**EXERCISE REQUIREMENTS**
Please return every line of the listing. Keep each one exact.

++++ RECORDS FOR THIS EXERCISE

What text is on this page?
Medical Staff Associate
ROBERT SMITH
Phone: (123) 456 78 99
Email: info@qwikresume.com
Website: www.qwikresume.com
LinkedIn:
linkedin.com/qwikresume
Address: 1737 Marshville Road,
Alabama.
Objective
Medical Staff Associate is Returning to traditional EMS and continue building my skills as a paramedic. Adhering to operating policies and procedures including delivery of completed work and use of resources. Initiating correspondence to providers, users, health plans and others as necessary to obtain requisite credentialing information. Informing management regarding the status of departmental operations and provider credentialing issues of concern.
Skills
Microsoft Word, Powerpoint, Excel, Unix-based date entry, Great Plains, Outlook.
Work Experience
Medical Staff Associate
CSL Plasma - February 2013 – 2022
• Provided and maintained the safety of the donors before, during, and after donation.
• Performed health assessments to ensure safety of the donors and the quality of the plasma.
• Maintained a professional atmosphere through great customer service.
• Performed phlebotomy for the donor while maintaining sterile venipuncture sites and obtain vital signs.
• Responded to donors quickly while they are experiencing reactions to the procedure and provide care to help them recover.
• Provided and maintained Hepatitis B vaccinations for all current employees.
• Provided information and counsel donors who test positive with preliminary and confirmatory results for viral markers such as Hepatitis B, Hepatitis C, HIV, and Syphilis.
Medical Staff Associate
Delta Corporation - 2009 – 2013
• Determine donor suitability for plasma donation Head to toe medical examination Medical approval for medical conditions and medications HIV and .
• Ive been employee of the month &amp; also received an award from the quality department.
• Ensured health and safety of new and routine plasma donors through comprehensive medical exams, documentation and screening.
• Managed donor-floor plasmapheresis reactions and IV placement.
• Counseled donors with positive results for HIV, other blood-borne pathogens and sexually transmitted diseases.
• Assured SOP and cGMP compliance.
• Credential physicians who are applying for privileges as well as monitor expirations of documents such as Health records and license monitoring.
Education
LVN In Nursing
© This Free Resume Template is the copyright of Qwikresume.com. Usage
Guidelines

++++++++

**WRITTEN RESPONSE**
What text is on this page?
Medical Staff Associate
ROBERT SMITH
Phone: (123) 456 78 99
Email: info@qwikresume.com
Website: www.qwikresume.com
LinkedIn:
linkedin.com/qwikresume
Address: 1737 Marshville Road,
Alabama.
Objective
Medical Staff Associate is Returning to traditional EMS and continue building my skills as a paramedic. Adhering to operating policies and procedures including delivery of completed work and use of resources. Initiating correspondence to providers, users, health plans and others as necessary to obtain requisite credentialing information. Informing management regarding the status of departmental operations and provider credentialing issues of concern.
Skills
Microsoft Word, Powerpoint, Excel, Unix-based date entry, Great Plains, Outlook.
Work Experience
Medical Staff Associate
CSL Plasma - February 2013 – 2022
• Provided and maintained the safety of the donors before, during, and after donation.
• Performed health assessments to ensure safety of the donors and the quality of the plasma.
• Maintained a professional atmosphere through great customer service.
• Performed phlebotomy for the donor while maintaining sterile venipuncture sites and obtain vital signs.
• Responded to donors quickly while they are experiencing reactions to the procedure and provide care to help them recover.
• Provided and maintained Hepatitis B vaccinations for all current employees.
• Provided information and counsel donors who test positive with preliminary and confirmatory results for viral markers such as Hepatitis B, Hepatitis C, HIV, and Syphilis.
Medical Staff Associate
Delta Corporation - 2009 – 2013
• Determine donor suitability for plasma donation Head to toe medical examination Medical approval for medical conditions and medications HIV and .
• Ive been employee of the month &amp; also received an award from the quality department.
• Ensured health and safety of new and routine plasma donors through comprehensive medical exams, documentation and screening.
• Managed donor-floor plasmapheresis reactions and IV placement.
• Counseled donors with positive results for HIV, other blood-borne pathogens and sexually transmitted diseases.
• Assured SOP and cGMP compliance.
• Credential physicians who are applying for privileges as well as monitor expirations of documents such as Health records and license monitoring.
Education
LVN In Nursing
© This Free Resume Template is the copyright of Qwikresume.com. Usage
Guidelines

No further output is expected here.